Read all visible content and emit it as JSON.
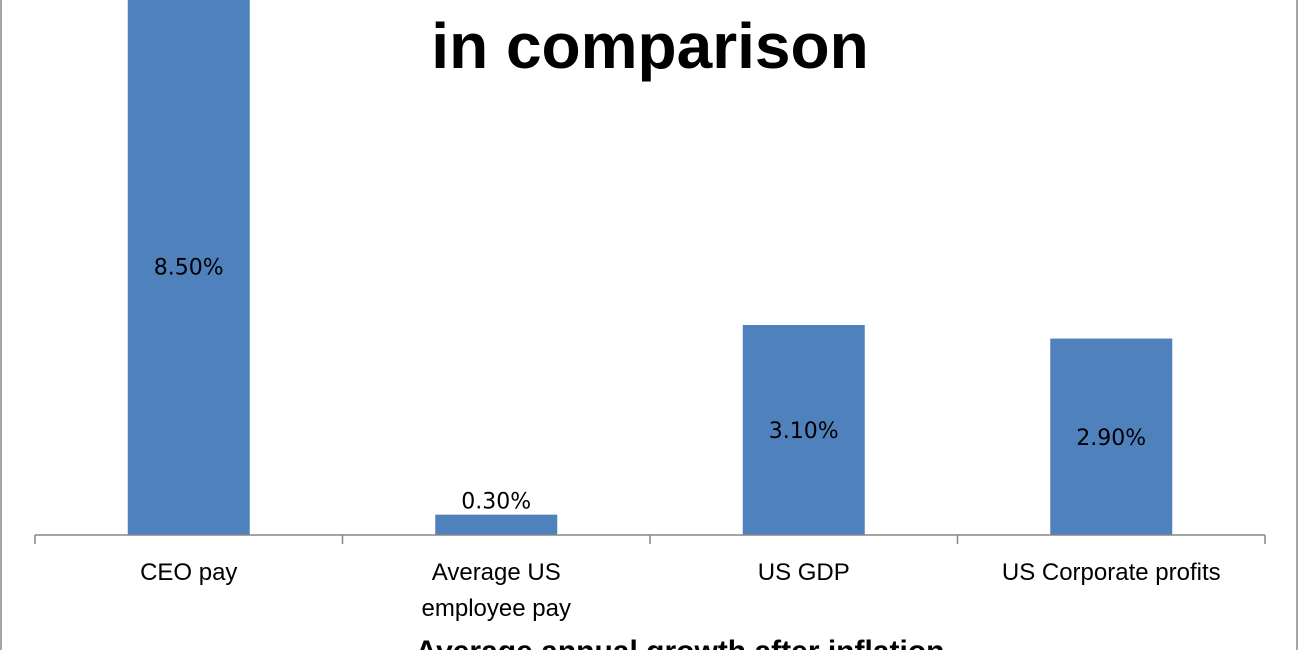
{
  "chart_data": {
    "type": "bar",
    "title": "in comparison",
    "xlabel": "Average annual growth after inflation",
    "ylabel": "",
    "categories": [
      [
        "CEO pay"
      ],
      [
        "Average US",
        "employee pay"
      ],
      [
        "US GDP"
      ],
      [
        "US Corporate profits"
      ]
    ],
    "values": [
      8.5,
      0.3,
      3.1,
      2.9
    ],
    "data_labels": [
      "8.50%",
      "0.30%",
      "3.10%",
      "2.90%"
    ],
    "ylim": [
      0,
      6.75
    ],
    "grid": false,
    "legend": "none",
    "bar_color": "#4f81bd"
  }
}
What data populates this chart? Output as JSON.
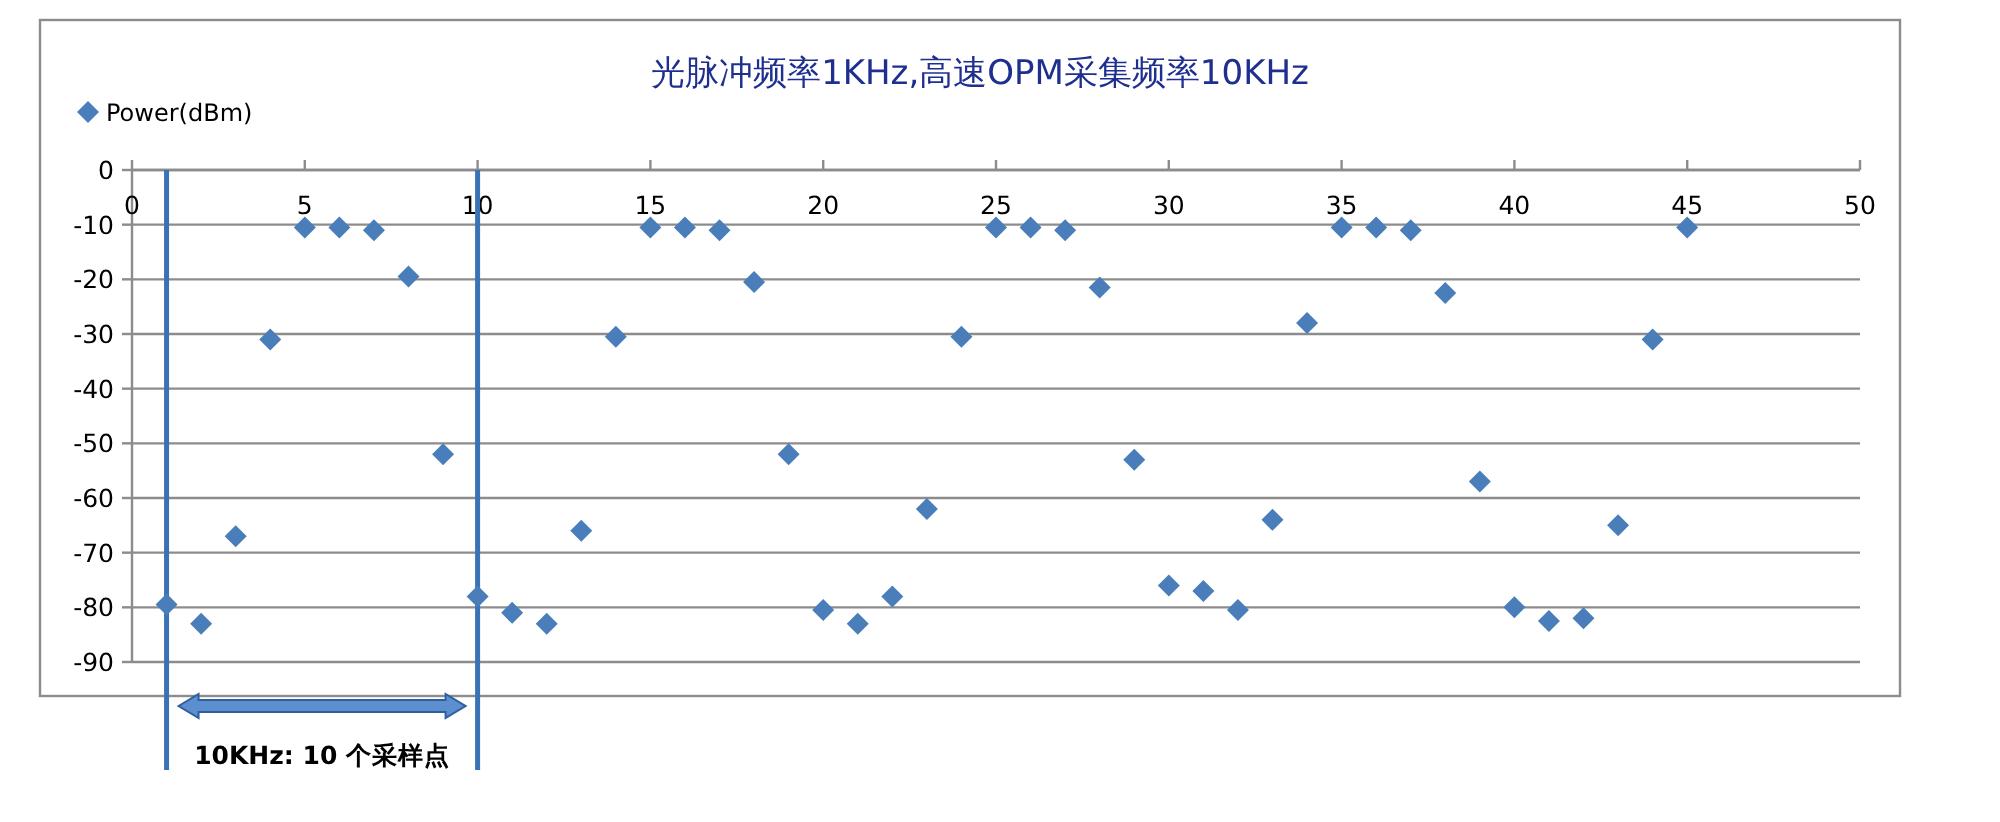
{
  "chart_data": {
    "type": "scatter",
    "title": "光脉冲频率1KHz,高速OPM采集频率10KHz",
    "x": [
      1,
      2,
      3,
      4,
      5,
      6,
      7,
      8,
      9,
      10,
      11,
      12,
      13,
      14,
      15,
      16,
      17,
      18,
      19,
      20,
      21,
      22,
      23,
      24,
      25,
      26,
      27,
      28,
      29,
      30,
      31,
      32,
      33,
      34,
      35,
      36,
      37,
      38,
      39,
      40,
      41,
      42,
      43,
      44,
      45
    ],
    "series": [
      {
        "name": "Power(dBm)",
        "color": "#4a7ebb",
        "values": [
          -79.5,
          -83,
          -67,
          -31,
          -10.5,
          -10.5,
          -11,
          -19.5,
          -52,
          -78,
          -81,
          -83,
          -66,
          -30.5,
          -10.5,
          -10.5,
          -11,
          -20.5,
          -52,
          -80.5,
          -83,
          -78,
          -62,
          -30.5,
          -10.5,
          -10.5,
          -11,
          -21.5,
          -53,
          -76,
          -77,
          -80.5,
          -64,
          -28,
          -10.5,
          -10.5,
          -11,
          -22.5,
          -57,
          -80,
          -82.5,
          -82,
          -65,
          -31,
          -10.5
        ]
      }
    ],
    "xlim": [
      0,
      50
    ],
    "xticks": [
      0,
      5,
      10,
      15,
      20,
      25,
      30,
      35,
      40,
      45,
      50
    ],
    "ylim": [
      -90,
      0
    ],
    "yticks": [
      0,
      -10,
      -20,
      -30,
      -40,
      -50,
      -60,
      -70,
      -80,
      -90
    ],
    "grid": "y",
    "legend": "top left",
    "marker": "diamond",
    "ref_lines": [
      {
        "axis": "x",
        "value": 1,
        "color": "#3a72b8"
      },
      {
        "axis": "x",
        "value": 10,
        "color": "#3a72b8"
      }
    ],
    "annotations": [
      "10KHz: 10 个采样点"
    ]
  }
}
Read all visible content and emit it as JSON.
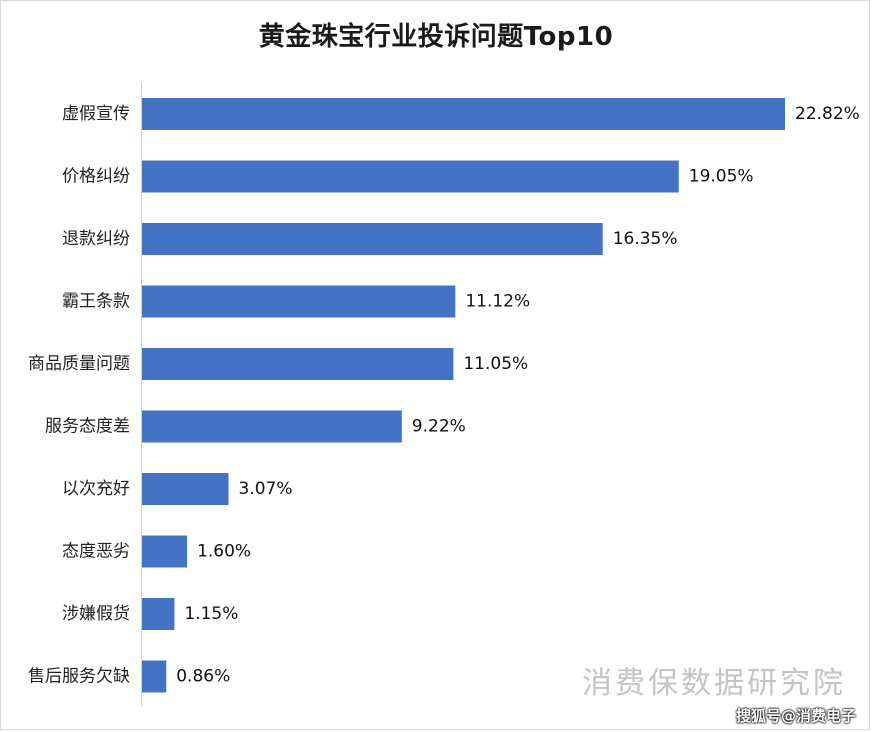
{
  "chart_data": {
    "type": "bar",
    "orientation": "horizontal",
    "title": "黄金珠宝行业投诉问题Top10",
    "categories": [
      "虚假宣传",
      "价格纠纷",
      "退款纠纷",
      "霸王条款",
      "商品质量问题",
      "服务态度差",
      "以次充好",
      "态度恶劣",
      "涉嫌假货",
      "售后服务欠缺"
    ],
    "values": [
      22.82,
      19.05,
      16.35,
      11.12,
      11.05,
      9.22,
      3.07,
      1.6,
      1.15,
      0.86
    ],
    "value_labels": [
      "22.82%",
      "19.05%",
      "16.35%",
      "11.12%",
      "11.05%",
      "9.22%",
      "3.07%",
      "1.60%",
      "1.15%",
      "0.86%"
    ],
    "xlim": [
      0,
      22.82
    ],
    "grid": false,
    "legend": "none",
    "bar_color": "#4472c4"
  },
  "watermark": "消费保数据研究院",
  "source": "搜狐号@消费电子"
}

☆ ☆ ☆ ☆ ☆ ☆ ☆

In the copy, include no pictures; restate the listing above exactly.

SOLUTION BELOW:
Read all visible content and emit it as JSON.
{
  "chart_data": {
    "type": "bar",
    "title": "in comparison",
    "xlabel": "Average annual growth after inflation",
    "ylabel": "",
    "categories": [
      [
        "CEO pay"
      ],
      [
        "Average US",
        "employee pay"
      ],
      [
        "US GDP"
      ],
      [
        "US Corporate profits"
      ]
    ],
    "values": [
      8.5,
      0.3,
      3.1,
      2.9
    ],
    "data_labels": [
      "8.50%",
      "0.30%",
      "3.10%",
      "2.90%"
    ],
    "ylim": [
      0,
      6.75
    ],
    "grid": false,
    "legend": "none",
    "bar_color": "#4f81bd"
  }
}
What data populates this chart? Output as JSON.
{
  "chart_data": {
    "type": "scatter",
    "title": "光脉冲频率1KHz,高速OPM采集频率10KHz",
    "x": [
      1,
      2,
      3,
      4,
      5,
      6,
      7,
      8,
      9,
      10,
      11,
      12,
      13,
      14,
      15,
      16,
      17,
      18,
      19,
      20,
      21,
      22,
      23,
      24,
      25,
      26,
      27,
      28,
      29,
      30,
      31,
      32,
      33,
      34,
      35,
      36,
      37,
      38,
      39,
      40,
      41,
      42,
      43,
      44,
      45
    ],
    "series": [
      {
        "name": "Power(dBm)",
        "color": "#4a7ebb",
        "values": [
          -79.5,
          -83,
          -67,
          -31,
          -10.5,
          -10.5,
          -11,
          -19.5,
          -52,
          -78,
          -81,
          -83,
          -66,
          -30.5,
          -10.5,
          -10.5,
          -11,
          -20.5,
          -52,
          -80.5,
          -83,
          -78,
          -62,
          -30.5,
          -10.5,
          -10.5,
          -11,
          -21.5,
          -53,
          -76,
          -77,
          -80.5,
          -64,
          -28,
          -10.5,
          -10.5,
          -11,
          -22.5,
          -57,
          -80,
          -82.5,
          -82,
          -65,
          -31,
          -10.5
        ]
      }
    ],
    "xlim": [
      0,
      50
    ],
    "xticks": [
      0,
      5,
      10,
      15,
      20,
      25,
      30,
      35,
      40,
      45,
      50
    ],
    "ylim": [
      -90,
      0
    ],
    "yticks": [
      0,
      -10,
      -20,
      -30,
      -40,
      -50,
      -60,
      -70,
      -80,
      -90
    ],
    "grid": "y",
    "legend": "top left",
    "marker": "diamond",
    "ref_lines": [
      {
        "axis": "x",
        "value": 1,
        "color": "#3a72b8"
      },
      {
        "axis": "x",
        "value": 10,
        "color": "#3a72b8"
      }
    ],
    "annotations": [
      "10KHz: 10 个采样点"
    ]
  }
}
Read all visible content and emit it as JSON.
{
  "chart_data": {
    "type": "bar",
    "orientation": "horizontal",
    "title": "黄金珠宝行业投诉问题Top10",
    "categories": [
      "虚假宣传",
      "价格纠纷",
      "退款纠纷",
      "霸王条款",
      "商品质量问题",
      "服务态度差",
      "以次充好",
      "态度恶劣",
      "涉嫌假货",
      "售后服务欠缺"
    ],
    "values": [
      22.82,
      19.05,
      16.35,
      11.12,
      11.05,
      9.22,
      3.07,
      1.6,
      1.15,
      0.86
    ],
    "value_labels": [
      "22.82%",
      "19.05%",
      "16.35%",
      "11.12%",
      "11.05%",
      "9.22%",
      "3.07%",
      "1.60%",
      "1.15%",
      "0.86%"
    ],
    "xlim": [
      0,
      22.82
    ],
    "grid": false,
    "legend": "none",
    "bar_color": "#4472c4"
  },
  "watermark": "消费保数据研究院",
  "source": "搜狐号@消费电子"
}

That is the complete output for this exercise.